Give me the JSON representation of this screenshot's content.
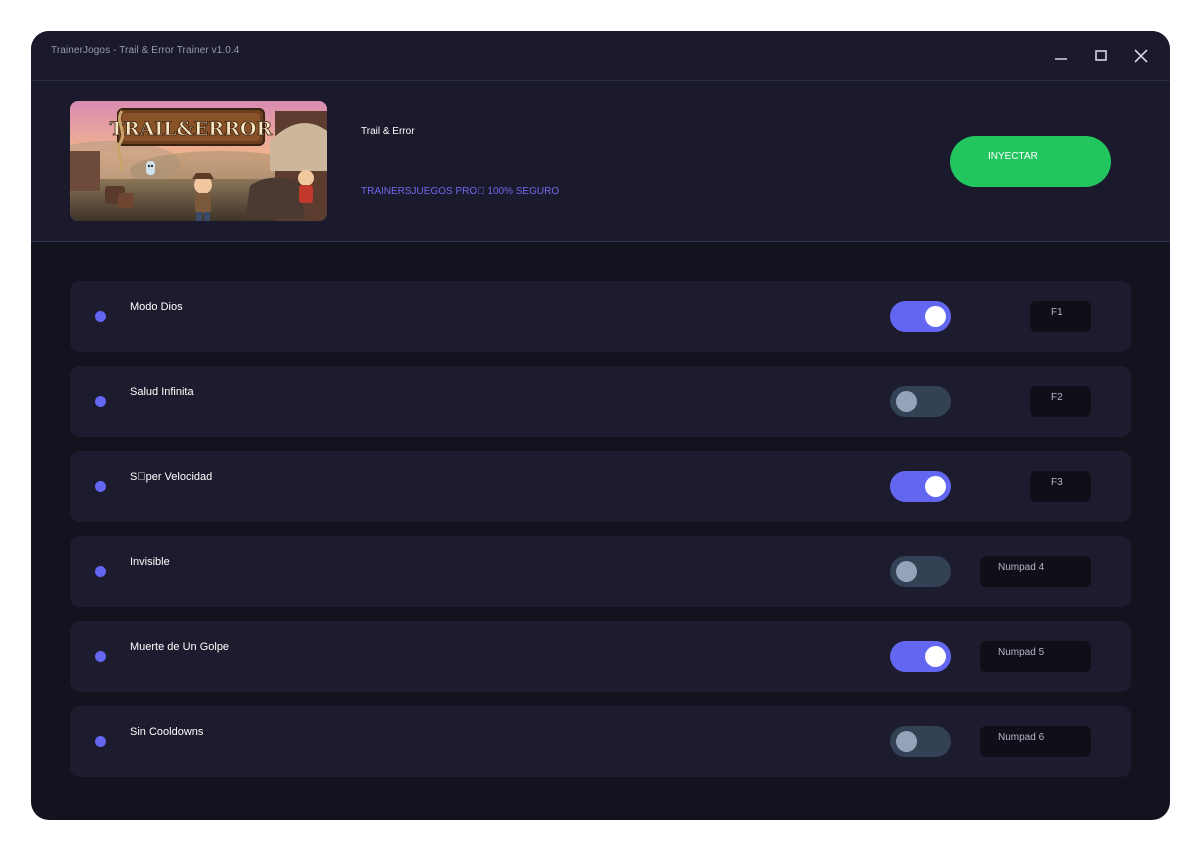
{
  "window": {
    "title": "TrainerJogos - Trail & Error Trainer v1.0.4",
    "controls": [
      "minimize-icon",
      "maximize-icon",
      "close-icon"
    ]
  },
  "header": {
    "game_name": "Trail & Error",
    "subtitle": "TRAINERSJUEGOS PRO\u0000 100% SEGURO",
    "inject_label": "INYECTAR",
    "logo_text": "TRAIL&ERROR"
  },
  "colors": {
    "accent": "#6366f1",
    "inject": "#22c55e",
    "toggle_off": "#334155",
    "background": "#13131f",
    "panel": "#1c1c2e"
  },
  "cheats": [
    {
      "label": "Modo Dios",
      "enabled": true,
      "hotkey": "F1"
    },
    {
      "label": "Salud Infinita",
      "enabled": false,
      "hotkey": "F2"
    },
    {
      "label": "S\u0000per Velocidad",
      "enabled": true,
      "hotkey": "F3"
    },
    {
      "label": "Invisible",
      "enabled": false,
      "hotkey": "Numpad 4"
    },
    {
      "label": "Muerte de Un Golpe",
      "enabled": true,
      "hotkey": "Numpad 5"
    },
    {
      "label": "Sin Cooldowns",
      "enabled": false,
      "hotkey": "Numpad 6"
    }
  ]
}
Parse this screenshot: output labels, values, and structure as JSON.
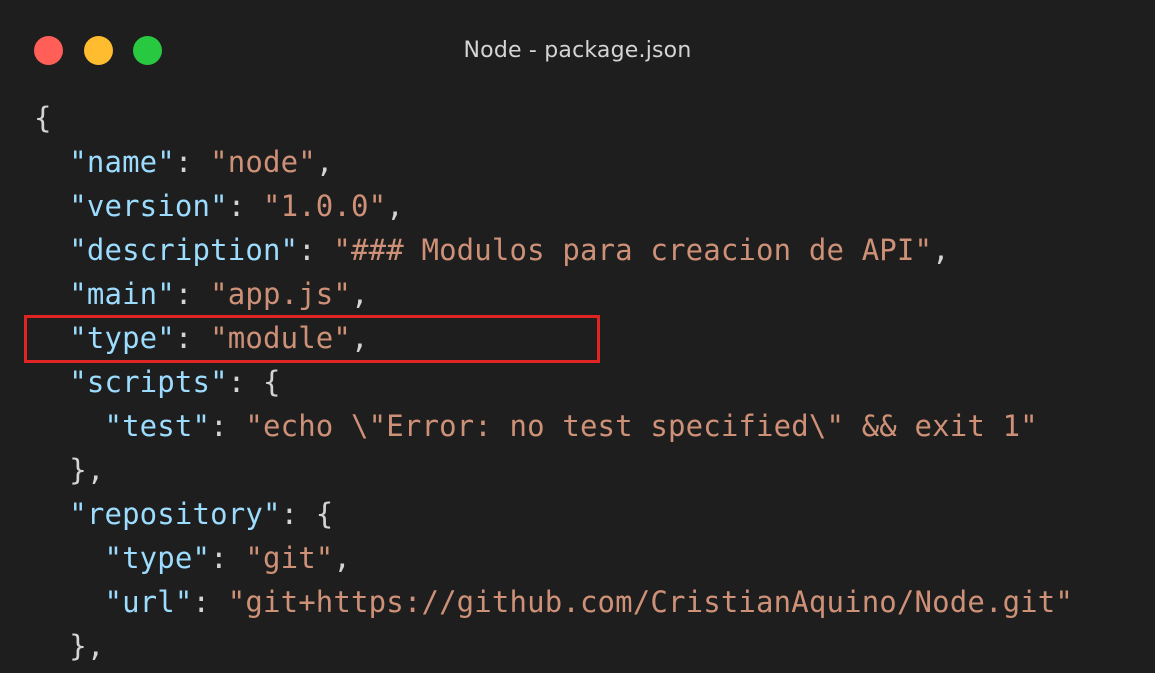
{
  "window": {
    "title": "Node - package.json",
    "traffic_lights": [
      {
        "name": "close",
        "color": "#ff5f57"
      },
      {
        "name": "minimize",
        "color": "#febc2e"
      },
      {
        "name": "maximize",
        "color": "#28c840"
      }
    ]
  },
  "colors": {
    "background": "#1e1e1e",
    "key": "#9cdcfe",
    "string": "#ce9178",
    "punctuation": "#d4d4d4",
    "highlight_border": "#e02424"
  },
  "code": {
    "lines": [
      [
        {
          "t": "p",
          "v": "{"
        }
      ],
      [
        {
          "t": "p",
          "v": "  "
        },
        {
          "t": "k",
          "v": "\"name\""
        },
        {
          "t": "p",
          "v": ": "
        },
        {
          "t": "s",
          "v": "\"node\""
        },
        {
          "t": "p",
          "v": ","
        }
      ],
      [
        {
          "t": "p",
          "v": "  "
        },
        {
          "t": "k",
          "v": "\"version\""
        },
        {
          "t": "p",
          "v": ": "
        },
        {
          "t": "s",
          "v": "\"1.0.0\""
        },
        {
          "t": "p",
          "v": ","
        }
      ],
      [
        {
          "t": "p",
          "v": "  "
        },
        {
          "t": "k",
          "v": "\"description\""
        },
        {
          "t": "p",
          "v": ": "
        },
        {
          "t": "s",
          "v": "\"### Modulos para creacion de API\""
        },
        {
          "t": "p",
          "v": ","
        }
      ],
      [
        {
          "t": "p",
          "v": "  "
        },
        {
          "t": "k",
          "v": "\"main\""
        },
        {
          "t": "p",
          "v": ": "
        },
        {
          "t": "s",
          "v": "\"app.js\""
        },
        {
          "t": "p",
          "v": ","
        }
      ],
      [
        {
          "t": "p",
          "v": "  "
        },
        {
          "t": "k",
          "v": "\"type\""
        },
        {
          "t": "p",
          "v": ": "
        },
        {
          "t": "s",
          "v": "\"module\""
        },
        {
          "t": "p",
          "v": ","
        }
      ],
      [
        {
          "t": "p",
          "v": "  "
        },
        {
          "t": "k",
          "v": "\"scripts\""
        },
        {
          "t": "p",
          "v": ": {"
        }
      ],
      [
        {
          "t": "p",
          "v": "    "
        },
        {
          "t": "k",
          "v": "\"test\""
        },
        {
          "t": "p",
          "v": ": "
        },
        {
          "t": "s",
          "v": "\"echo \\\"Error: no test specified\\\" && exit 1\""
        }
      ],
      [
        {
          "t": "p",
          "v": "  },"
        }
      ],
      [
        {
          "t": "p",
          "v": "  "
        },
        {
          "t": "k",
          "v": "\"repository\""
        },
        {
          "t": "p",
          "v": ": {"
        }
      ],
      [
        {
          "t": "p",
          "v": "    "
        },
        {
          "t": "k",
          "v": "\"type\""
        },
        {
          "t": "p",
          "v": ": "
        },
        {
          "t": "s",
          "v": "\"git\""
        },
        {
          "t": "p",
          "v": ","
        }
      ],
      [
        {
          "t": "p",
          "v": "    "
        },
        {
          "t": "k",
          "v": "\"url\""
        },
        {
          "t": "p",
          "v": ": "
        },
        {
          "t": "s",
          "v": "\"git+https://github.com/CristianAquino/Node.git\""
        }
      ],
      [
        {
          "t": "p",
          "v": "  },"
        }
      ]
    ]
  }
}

(Task objective): Isolate the lines that hold the word "this" and copy all of them.

(Result below):
Give me the JSON representation of this screenshot's content.
Parse this screenshot: output labels, values, and structure as JSON.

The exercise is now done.